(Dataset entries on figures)
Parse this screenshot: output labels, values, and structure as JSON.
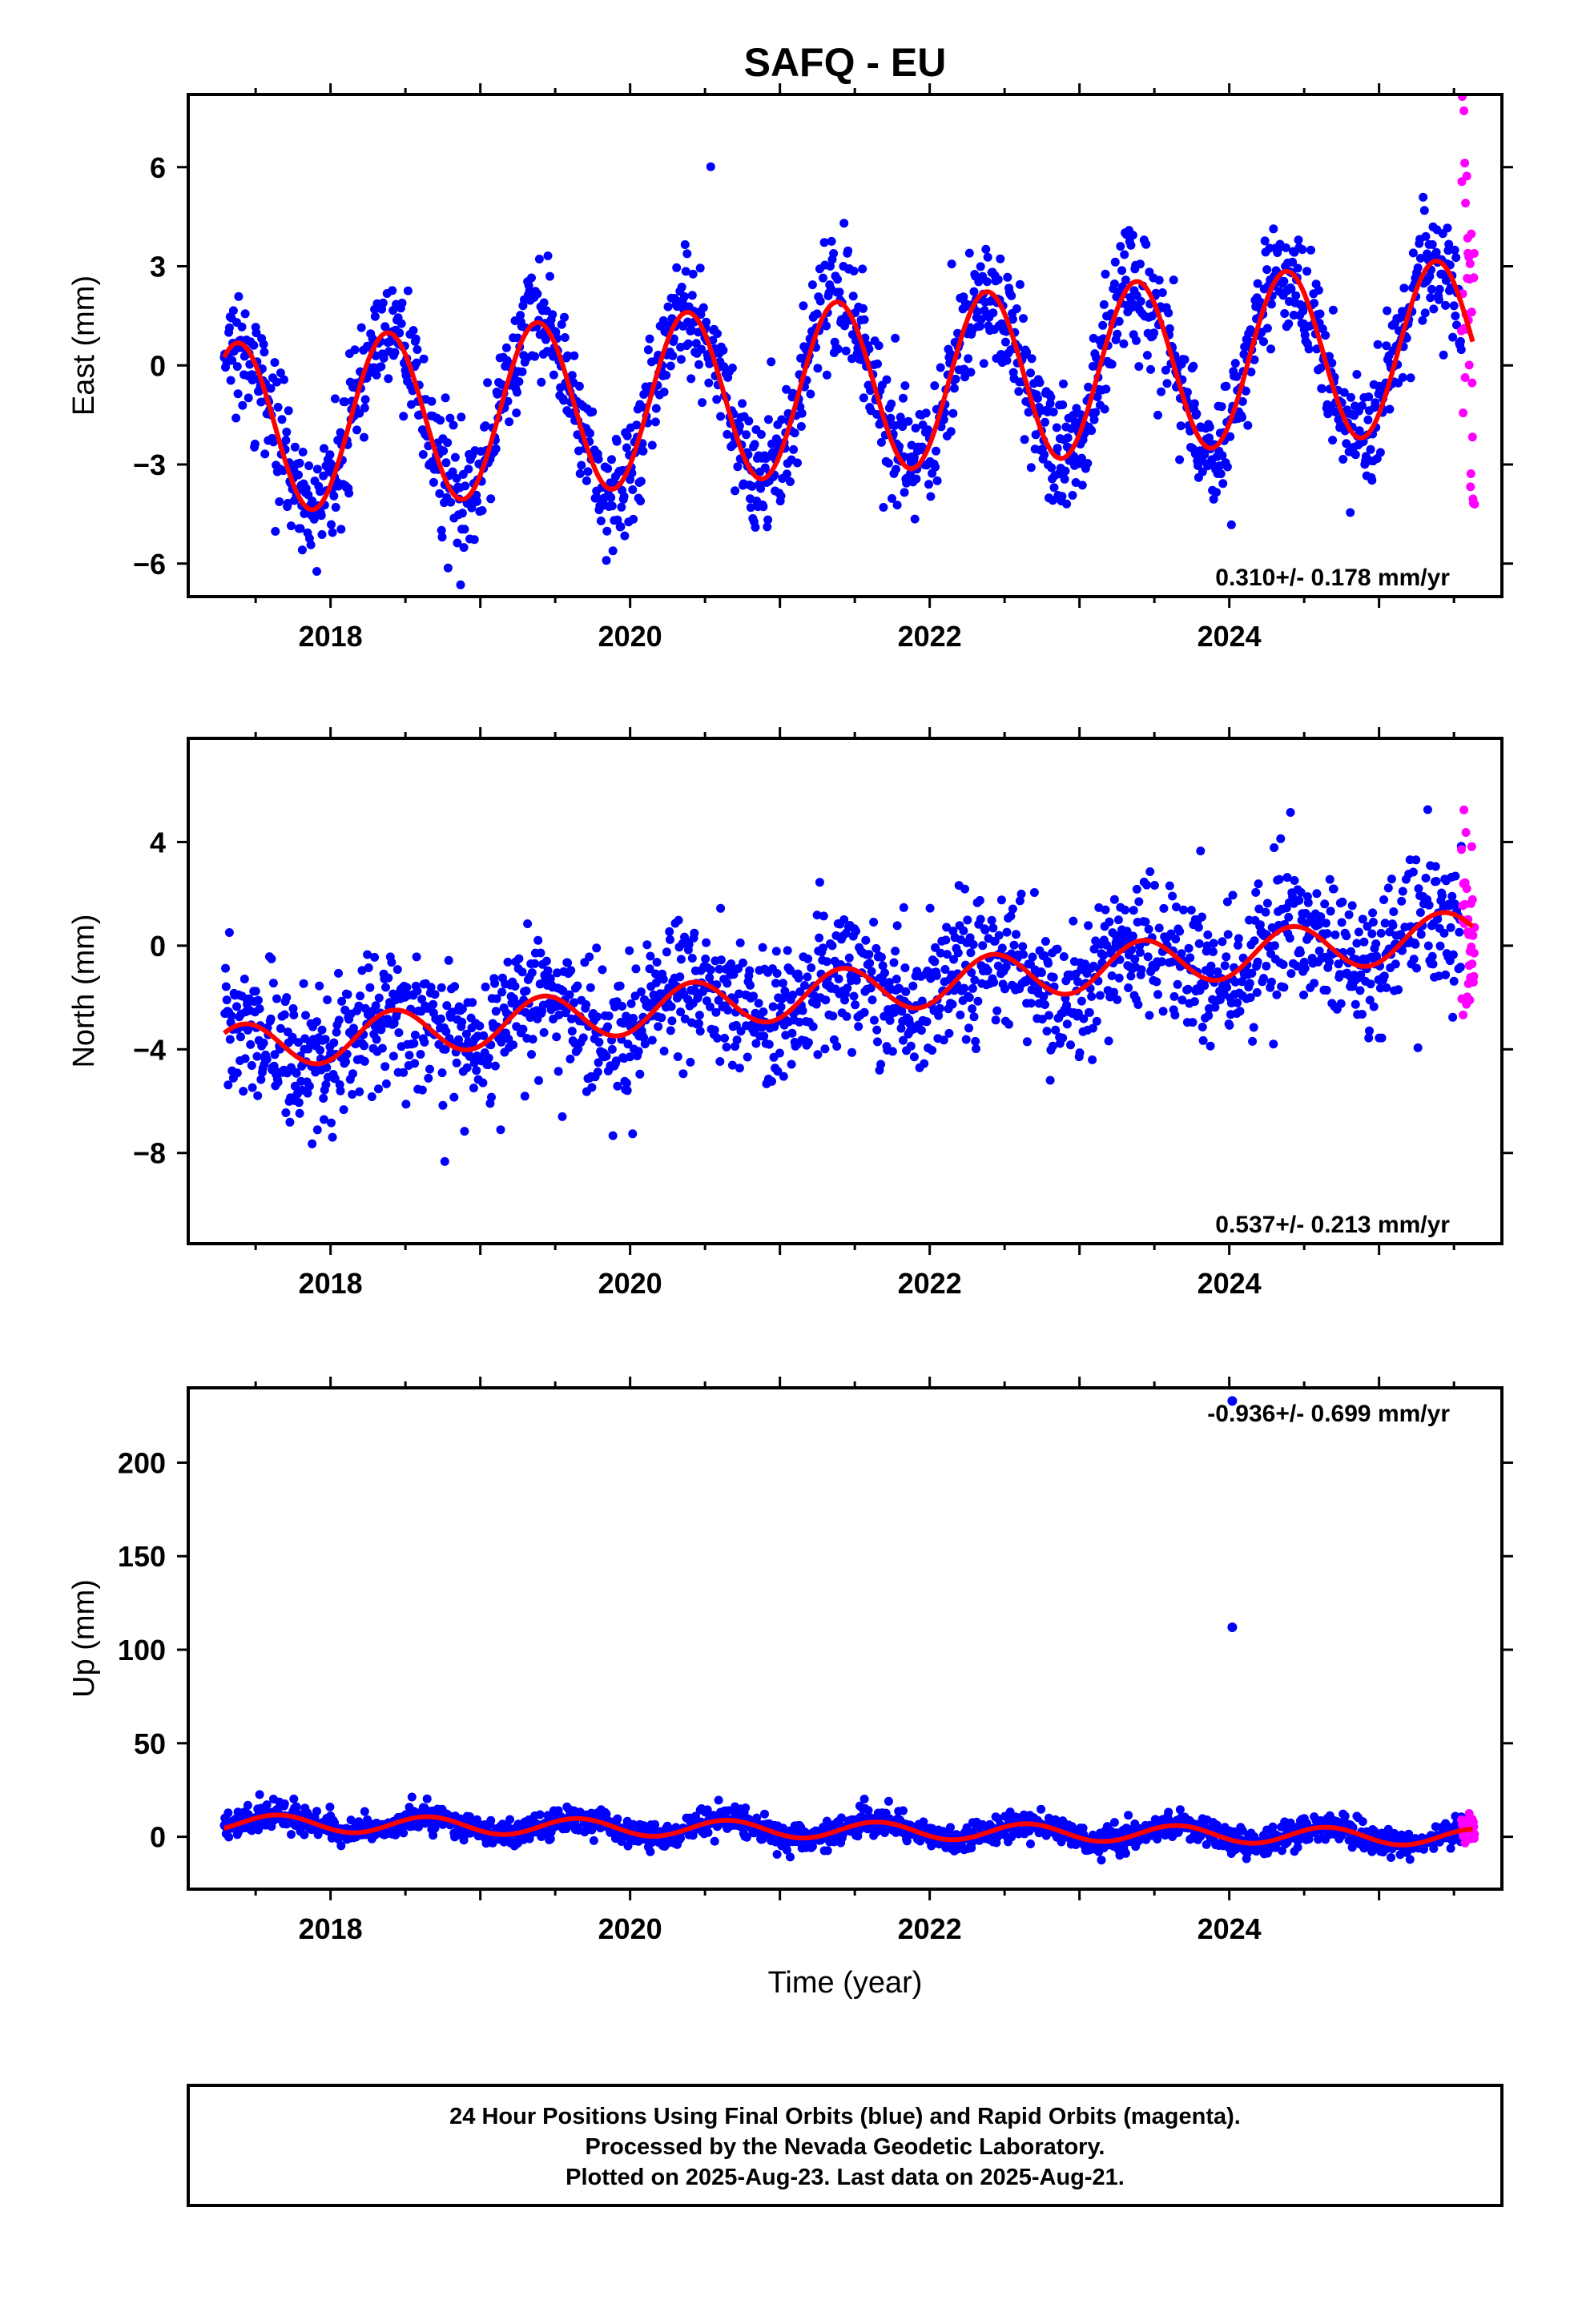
{
  "title": "SAFQ - EU",
  "xlabel": "Time (year)",
  "colors": {
    "final": "#0000ff",
    "rapid": "#ff00ff",
    "model": "#ff0000"
  },
  "footer": {
    "lines": [
      "24 Hour Positions Using Final Orbits (blue) and Rapid Orbits (magenta).",
      "Processed by the Nevada Geodetic Laboratory.",
      "Plotted on 2025-Aug-23. Last data on 2025-Aug-21."
    ]
  },
  "chart_data": [
    {
      "type": "scatter",
      "ylabel": "East (mm)",
      "rate_text": "0.310+/- 0.178 mm/yr",
      "xlim": [
        2017.05,
        2025.82
      ],
      "ylim": [
        -7.0,
        8.2
      ],
      "xticks": [
        2018,
        2020,
        2022,
        2024
      ],
      "yticks": [
        -6,
        -3,
        0,
        3,
        6
      ],
      "model": {
        "start": 2017.29,
        "end": 2025.63,
        "offset": -0.8,
        "rate": 0.31,
        "amplitude": 2.6,
        "peak_phase": 0.38
      },
      "series": [
        {
          "name": "Final Orbits",
          "x_range": [
            2017.29,
            2025.55
          ],
          "scatter_sd": 0.9
        },
        {
          "name": "Rapid Orbits",
          "x_range": [
            2025.55,
            2025.64
          ],
          "scatter_sd": 2.6
        }
      ]
    },
    {
      "type": "scatter",
      "ylabel": "North (mm)",
      "rate_text": "0.537+/- 0.213 mm/yr",
      "xlim": [
        2017.05,
        2025.82
      ],
      "ylim": [
        -11.5,
        8.0
      ],
      "xticks": [
        2018,
        2020,
        2022,
        2024
      ],
      "yticks": [
        -8,
        -4,
        0,
        4
      ],
      "model": {
        "start": 2017.29,
        "end": 2025.63,
        "offset": -2.0,
        "rate": 0.537,
        "amplitude": 0.9,
        "peak_phase": 0.42
      },
      "series": [
        {
          "name": "Final Orbits",
          "x_range": [
            2017.29,
            2025.55
          ],
          "scatter_sd": 1.3
        },
        {
          "name": "Rapid Orbits",
          "x_range": [
            2025.55,
            2025.64
          ],
          "scatter_sd": 1.6
        }
      ]
    },
    {
      "type": "scatter",
      "ylabel": "Up (mm)",
      "rate_text": "-0.936+/- 0.699 mm/yr",
      "xlim": [
        2017.05,
        2025.82
      ],
      "ylim": [
        -28,
        240
      ],
      "xticks": [
        2018,
        2020,
        2022,
        2024
      ],
      "yticks": [
        0,
        50,
        100,
        150,
        200
      ],
      "model": {
        "start": 2017.29,
        "end": 2025.63,
        "offset": 4.0,
        "rate": -0.936,
        "amplitude": 4.5,
        "peak_phase": 0.65
      },
      "outliers": [
        {
          "x": 2024.02,
          "y": 112
        },
        {
          "x": 2024.02,
          "y": 233
        }
      ],
      "series": [
        {
          "name": "Final Orbits",
          "x_range": [
            2017.29,
            2025.55
          ],
          "scatter_sd": 3.5
        },
        {
          "name": "Rapid Orbits",
          "x_range": [
            2025.55,
            2025.64
          ],
          "scatter_sd": 4.5
        }
      ]
    }
  ]
}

- WORK TO BE COMPLETED: Give an exact copy of the material, leaving out every picture.

- ANSWER FOR THE TASK:
Parse this screenshot: output labels, values, and structure as JSON.
{
  "title": "SAFQ - EU",
  "xlabel": "Time (year)",
  "colors": {
    "final": "#0000ff",
    "rapid": "#ff00ff",
    "model": "#ff0000"
  },
  "footer": {
    "lines": [
      "24 Hour Positions Using Final Orbits (blue) and Rapid Orbits (magenta).",
      "Processed by the Nevada Geodetic Laboratory.",
      "Plotted on 2025-Aug-23. Last data on 2025-Aug-21."
    ]
  },
  "chart_data": [
    {
      "type": "scatter",
      "ylabel": "East (mm)",
      "rate_text": "0.310+/- 0.178 mm/yr",
      "xlim": [
        2017.05,
        2025.82
      ],
      "ylim": [
        -7.0,
        8.2
      ],
      "xticks": [
        2018,
        2020,
        2022,
        2024
      ],
      "yticks": [
        -6,
        -3,
        0,
        3,
        6
      ],
      "model": {
        "start": 2017.29,
        "end": 2025.63,
        "offset": -0.8,
        "rate": 0.31,
        "amplitude": 2.6,
        "peak_phase": 0.38
      },
      "series": [
        {
          "name": "Final Orbits",
          "x_range": [
            2017.29,
            2025.55
          ],
          "scatter_sd": 0.9
        },
        {
          "name": "Rapid Orbits",
          "x_range": [
            2025.55,
            2025.64
          ],
          "scatter_sd": 2.6
        }
      ]
    },
    {
      "type": "scatter",
      "ylabel": "North (mm)",
      "rate_text": "0.537+/- 0.213 mm/yr",
      "xlim": [
        2017.05,
        2025.82
      ],
      "ylim": [
        -11.5,
        8.0
      ],
      "xticks": [
        2018,
        2020,
        2022,
        2024
      ],
      "yticks": [
        -8,
        -4,
        0,
        4
      ],
      "model": {
        "start": 2017.29,
        "end": 2025.63,
        "offset": -2.0,
        "rate": 0.537,
        "amplitude": 0.9,
        "peak_phase": 0.42
      },
      "series": [
        {
          "name": "Final Orbits",
          "x_range": [
            2017.29,
            2025.55
          ],
          "scatter_sd": 1.3
        },
        {
          "name": "Rapid Orbits",
          "x_range": [
            2025.55,
            2025.64
          ],
          "scatter_sd": 1.6
        }
      ]
    },
    {
      "type": "scatter",
      "ylabel": "Up (mm)",
      "rate_text": "-0.936+/- 0.699 mm/yr",
      "xlim": [
        2017.05,
        2025.82
      ],
      "ylim": [
        -28,
        240
      ],
      "xticks": [
        2018,
        2020,
        2022,
        2024
      ],
      "yticks": [
        0,
        50,
        100,
        150,
        200
      ],
      "model": {
        "start": 2017.29,
        "end": 2025.63,
        "offset": 4.0,
        "rate": -0.936,
        "amplitude": 4.5,
        "peak_phase": 0.65
      },
      "outliers": [
        {
          "x": 2024.02,
          "y": 112
        },
        {
          "x": 2024.02,
          "y": 233
        }
      ],
      "series": [
        {
          "name": "Final Orbits",
          "x_range": [
            2017.29,
            2025.55
          ],
          "scatter_sd": 3.5
        },
        {
          "name": "Rapid Orbits",
          "x_range": [
            2025.55,
            2025.64
          ],
          "scatter_sd": 4.5
        }
      ]
    }
  ]
}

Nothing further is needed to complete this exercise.